» DATA PROVIDED:
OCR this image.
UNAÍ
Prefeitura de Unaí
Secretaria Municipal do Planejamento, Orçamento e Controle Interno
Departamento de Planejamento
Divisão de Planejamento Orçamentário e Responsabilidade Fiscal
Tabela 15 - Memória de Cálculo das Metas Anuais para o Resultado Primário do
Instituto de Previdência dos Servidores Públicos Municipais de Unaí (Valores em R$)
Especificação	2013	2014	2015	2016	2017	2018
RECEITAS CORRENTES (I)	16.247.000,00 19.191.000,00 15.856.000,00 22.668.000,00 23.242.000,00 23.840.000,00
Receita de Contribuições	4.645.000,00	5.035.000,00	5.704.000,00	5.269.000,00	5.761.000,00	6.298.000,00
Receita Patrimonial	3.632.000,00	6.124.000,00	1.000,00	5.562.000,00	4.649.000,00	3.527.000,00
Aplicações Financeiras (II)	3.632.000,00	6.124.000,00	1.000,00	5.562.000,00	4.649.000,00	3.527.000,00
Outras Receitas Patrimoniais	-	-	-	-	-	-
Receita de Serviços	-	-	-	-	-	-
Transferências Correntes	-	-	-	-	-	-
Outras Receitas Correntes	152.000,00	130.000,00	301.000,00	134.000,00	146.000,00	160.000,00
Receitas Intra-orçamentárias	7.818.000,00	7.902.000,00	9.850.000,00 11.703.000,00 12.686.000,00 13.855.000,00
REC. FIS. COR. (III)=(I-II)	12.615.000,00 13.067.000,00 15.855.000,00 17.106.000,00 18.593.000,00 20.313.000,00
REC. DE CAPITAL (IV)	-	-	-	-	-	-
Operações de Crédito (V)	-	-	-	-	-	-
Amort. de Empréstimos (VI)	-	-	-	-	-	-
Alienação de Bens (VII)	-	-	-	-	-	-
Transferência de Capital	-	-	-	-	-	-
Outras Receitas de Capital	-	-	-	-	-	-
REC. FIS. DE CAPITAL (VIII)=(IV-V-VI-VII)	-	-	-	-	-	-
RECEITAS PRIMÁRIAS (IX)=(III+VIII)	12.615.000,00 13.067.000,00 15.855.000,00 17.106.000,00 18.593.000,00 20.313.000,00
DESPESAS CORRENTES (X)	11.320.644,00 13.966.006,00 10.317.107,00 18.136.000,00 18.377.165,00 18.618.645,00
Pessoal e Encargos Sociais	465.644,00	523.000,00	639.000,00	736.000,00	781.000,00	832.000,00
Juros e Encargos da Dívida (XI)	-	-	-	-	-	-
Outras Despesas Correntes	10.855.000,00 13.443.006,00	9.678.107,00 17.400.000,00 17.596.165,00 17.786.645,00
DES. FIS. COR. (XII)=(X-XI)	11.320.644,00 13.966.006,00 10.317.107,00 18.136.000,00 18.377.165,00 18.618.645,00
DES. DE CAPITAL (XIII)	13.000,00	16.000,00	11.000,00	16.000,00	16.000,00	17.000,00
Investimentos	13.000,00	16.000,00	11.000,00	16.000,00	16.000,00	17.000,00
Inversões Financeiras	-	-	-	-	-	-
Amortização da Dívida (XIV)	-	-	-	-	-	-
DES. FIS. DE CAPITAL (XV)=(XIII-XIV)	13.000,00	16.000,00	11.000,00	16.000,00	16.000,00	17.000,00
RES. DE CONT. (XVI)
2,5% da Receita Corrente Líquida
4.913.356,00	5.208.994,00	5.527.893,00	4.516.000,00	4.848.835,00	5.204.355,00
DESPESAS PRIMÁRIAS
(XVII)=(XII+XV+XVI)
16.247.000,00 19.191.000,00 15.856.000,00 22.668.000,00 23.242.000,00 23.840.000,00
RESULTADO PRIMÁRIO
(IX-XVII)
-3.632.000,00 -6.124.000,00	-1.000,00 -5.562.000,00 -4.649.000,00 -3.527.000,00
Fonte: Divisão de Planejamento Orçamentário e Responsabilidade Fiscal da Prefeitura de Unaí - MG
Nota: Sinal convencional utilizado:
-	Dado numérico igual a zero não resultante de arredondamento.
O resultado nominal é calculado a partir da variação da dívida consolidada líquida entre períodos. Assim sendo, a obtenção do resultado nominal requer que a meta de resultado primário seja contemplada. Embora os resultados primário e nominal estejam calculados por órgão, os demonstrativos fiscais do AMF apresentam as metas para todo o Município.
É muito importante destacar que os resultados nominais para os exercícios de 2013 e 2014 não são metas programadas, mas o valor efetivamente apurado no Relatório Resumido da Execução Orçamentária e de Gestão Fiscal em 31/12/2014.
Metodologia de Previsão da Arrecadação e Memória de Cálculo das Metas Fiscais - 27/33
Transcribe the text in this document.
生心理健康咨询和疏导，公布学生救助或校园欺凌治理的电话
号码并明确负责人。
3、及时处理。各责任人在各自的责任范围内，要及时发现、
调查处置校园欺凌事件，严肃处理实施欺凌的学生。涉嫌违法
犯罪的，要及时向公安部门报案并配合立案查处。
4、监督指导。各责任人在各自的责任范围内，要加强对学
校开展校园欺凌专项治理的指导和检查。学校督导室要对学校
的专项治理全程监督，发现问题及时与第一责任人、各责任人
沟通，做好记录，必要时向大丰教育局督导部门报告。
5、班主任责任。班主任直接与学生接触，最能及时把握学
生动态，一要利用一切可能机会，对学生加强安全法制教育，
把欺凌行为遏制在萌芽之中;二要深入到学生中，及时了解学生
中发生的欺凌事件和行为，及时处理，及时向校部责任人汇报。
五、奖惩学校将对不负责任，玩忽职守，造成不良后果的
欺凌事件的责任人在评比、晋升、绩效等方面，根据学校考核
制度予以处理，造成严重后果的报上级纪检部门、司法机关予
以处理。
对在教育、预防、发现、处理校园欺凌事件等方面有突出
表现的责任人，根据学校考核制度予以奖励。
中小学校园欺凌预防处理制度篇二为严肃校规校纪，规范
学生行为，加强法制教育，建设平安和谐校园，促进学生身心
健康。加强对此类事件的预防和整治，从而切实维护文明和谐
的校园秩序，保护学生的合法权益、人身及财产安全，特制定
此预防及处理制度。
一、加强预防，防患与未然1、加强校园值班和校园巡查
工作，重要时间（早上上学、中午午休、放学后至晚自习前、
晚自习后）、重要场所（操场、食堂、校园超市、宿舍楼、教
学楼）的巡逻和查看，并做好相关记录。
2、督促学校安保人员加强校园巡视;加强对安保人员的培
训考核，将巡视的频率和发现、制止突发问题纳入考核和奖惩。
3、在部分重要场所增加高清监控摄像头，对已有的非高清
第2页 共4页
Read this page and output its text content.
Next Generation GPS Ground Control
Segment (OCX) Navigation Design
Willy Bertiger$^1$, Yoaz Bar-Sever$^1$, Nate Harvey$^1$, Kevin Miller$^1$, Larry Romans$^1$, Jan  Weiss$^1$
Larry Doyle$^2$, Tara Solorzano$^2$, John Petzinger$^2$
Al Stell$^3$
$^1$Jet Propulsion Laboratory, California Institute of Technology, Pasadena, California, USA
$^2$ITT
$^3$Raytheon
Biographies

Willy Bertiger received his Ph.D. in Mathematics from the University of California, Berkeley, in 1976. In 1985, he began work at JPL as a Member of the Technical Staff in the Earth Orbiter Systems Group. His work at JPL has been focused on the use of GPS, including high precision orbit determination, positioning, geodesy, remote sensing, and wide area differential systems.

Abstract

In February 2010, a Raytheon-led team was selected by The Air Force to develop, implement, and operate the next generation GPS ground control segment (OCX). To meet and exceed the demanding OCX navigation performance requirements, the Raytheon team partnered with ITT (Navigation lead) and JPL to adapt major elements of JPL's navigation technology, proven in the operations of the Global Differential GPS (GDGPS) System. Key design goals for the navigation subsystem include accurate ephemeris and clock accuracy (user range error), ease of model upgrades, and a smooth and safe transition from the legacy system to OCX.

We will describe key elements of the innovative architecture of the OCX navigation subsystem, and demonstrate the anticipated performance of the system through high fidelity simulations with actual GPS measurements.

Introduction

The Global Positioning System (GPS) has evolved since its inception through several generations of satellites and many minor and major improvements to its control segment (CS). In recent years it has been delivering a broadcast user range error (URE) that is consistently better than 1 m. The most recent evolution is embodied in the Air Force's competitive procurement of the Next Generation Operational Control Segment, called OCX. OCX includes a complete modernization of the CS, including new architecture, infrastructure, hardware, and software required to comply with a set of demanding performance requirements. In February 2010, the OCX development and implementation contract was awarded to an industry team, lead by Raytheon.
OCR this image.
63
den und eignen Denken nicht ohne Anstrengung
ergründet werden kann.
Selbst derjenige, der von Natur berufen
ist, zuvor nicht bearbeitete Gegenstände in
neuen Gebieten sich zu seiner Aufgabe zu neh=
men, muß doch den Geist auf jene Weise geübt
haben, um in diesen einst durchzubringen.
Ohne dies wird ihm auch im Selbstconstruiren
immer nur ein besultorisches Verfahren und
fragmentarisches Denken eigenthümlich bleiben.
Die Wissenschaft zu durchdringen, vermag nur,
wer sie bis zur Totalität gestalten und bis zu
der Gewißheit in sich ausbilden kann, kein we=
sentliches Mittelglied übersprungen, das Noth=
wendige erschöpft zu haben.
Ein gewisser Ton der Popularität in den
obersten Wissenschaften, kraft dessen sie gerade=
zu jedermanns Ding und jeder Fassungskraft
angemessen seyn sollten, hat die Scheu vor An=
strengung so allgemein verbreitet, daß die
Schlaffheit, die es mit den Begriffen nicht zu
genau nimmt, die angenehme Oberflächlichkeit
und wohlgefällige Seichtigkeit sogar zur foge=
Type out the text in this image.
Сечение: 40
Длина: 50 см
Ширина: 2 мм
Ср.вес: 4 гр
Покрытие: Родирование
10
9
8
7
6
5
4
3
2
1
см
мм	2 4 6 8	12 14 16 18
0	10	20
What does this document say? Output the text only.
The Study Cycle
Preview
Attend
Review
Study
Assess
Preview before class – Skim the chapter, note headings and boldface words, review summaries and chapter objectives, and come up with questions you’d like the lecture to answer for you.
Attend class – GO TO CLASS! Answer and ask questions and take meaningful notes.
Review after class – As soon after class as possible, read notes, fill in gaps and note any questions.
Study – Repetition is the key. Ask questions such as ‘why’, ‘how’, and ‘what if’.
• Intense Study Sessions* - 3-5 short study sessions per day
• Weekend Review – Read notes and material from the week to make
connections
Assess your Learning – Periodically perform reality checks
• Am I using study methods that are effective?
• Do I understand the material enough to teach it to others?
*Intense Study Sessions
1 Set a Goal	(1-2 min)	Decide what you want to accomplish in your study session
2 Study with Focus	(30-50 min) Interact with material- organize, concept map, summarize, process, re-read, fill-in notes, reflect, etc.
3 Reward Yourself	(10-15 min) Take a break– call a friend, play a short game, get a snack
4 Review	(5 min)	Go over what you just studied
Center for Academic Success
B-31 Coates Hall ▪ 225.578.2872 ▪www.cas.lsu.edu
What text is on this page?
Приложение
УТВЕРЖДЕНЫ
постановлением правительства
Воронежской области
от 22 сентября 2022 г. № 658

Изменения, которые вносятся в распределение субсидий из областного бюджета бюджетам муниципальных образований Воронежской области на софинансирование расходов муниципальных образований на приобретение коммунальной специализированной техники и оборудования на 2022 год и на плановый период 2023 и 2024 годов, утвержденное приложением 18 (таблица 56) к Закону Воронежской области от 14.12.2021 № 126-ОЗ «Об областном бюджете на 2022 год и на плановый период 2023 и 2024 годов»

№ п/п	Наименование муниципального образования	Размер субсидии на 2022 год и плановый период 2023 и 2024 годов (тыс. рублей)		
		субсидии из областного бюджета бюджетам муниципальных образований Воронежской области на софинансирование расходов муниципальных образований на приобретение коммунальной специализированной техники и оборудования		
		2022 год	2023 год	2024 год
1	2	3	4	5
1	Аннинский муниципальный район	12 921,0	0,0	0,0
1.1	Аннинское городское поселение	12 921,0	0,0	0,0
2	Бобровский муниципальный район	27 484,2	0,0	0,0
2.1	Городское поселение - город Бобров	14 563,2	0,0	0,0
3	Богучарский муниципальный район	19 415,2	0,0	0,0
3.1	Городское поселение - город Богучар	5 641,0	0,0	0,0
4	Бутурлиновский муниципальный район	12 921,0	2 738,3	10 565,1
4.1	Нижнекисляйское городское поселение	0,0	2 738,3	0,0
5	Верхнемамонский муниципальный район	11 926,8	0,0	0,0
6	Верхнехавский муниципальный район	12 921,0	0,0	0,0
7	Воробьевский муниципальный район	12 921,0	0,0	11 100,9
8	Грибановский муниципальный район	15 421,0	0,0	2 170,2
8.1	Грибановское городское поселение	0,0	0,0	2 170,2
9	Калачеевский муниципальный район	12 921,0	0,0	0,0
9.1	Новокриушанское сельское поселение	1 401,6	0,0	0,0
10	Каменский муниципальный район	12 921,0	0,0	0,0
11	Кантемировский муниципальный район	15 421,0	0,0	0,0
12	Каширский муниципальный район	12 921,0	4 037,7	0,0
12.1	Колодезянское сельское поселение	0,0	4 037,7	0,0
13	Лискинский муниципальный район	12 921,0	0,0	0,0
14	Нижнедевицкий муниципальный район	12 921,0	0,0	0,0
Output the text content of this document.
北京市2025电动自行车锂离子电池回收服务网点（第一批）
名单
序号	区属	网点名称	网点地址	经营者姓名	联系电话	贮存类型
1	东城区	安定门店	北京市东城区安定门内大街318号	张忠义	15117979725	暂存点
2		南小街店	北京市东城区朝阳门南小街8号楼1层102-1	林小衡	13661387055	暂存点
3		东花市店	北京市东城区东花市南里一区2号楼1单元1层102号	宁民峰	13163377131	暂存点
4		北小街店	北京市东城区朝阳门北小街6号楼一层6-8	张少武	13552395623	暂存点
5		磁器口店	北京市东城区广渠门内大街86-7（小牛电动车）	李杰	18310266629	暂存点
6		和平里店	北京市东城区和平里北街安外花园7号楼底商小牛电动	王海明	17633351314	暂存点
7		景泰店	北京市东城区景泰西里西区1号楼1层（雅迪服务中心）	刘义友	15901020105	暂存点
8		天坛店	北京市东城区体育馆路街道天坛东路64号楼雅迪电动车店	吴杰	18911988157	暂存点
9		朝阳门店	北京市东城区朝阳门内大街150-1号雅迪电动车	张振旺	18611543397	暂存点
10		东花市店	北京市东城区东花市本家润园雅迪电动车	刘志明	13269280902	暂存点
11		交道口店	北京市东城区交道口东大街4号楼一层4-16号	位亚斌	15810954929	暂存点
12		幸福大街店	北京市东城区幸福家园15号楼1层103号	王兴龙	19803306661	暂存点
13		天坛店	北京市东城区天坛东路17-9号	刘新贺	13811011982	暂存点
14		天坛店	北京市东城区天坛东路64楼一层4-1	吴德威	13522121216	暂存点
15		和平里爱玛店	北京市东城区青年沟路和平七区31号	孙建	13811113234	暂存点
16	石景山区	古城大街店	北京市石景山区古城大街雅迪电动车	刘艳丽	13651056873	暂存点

» YOUR OBJECTIVE: Repeat precisely the lines of the data starting at the one containing "Output the text content of this document.", last line included.

» ANSWER FOR THE TASK:
Output the text content of this document.
北京市2025电动自行车锂离子电池回收服务网点（第一批）
名单
序号	区属	网点名称	网点地址	经营者姓名	联系电话	贮存类型
1	东城区	安定门店	北京市东城区安定门内大街318号	张忠义	15117979725	暂存点
2		南小街店	北京市东城区朝阳门南小街8号楼1层102-1	林小衡	13661387055	暂存点
3		东花市店	北京市东城区东花市南里一区2号楼1单元1层102号	宁民峰	13163377131	暂存点
4		北小街店	北京市东城区朝阳门北小街6号楼一层6-8	张少武	13552395623	暂存点
5		磁器口店	北京市东城区广渠门内大街86-7（小牛电动车）	李杰	18310266629	暂存点
6		和平里店	北京市东城区和平里北街安外花园7号楼底商小牛电动	王海明	17633351314	暂存点
7		景泰店	北京市东城区景泰西里西区1号楼1层（雅迪服务中心）	刘义友	15901020105	暂存点
8		天坛店	北京市东城区体育馆路街道天坛东路64号楼雅迪电动车店	吴杰	18911988157	暂存点
9		朝阳门店	北京市东城区朝阳门内大街150-1号雅迪电动车	张振旺	18611543397	暂存点
10		东花市店	北京市东城区东花市本家润园雅迪电动车	刘志明	13269280902	暂存点
11		交道口店	北京市东城区交道口东大街4号楼一层4-16号	位亚斌	15810954929	暂存点
12		幸福大街店	北京市东城区幸福家园15号楼1层103号	王兴龙	19803306661	暂存点
13		天坛店	北京市东城区天坛东路17-9号	刘新贺	13811011982	暂存点
14		天坛店	北京市东城区天坛东路64楼一层4-1	吴德威	13522121216	暂存点
15		和平里爱玛店	北京市东城区青年沟路和平七区31号	孙建	13811113234	暂存点
16	石景山区	古城大街店	北京市石景山区古城大街雅迪电动车	刘艳丽	13651056873	暂存点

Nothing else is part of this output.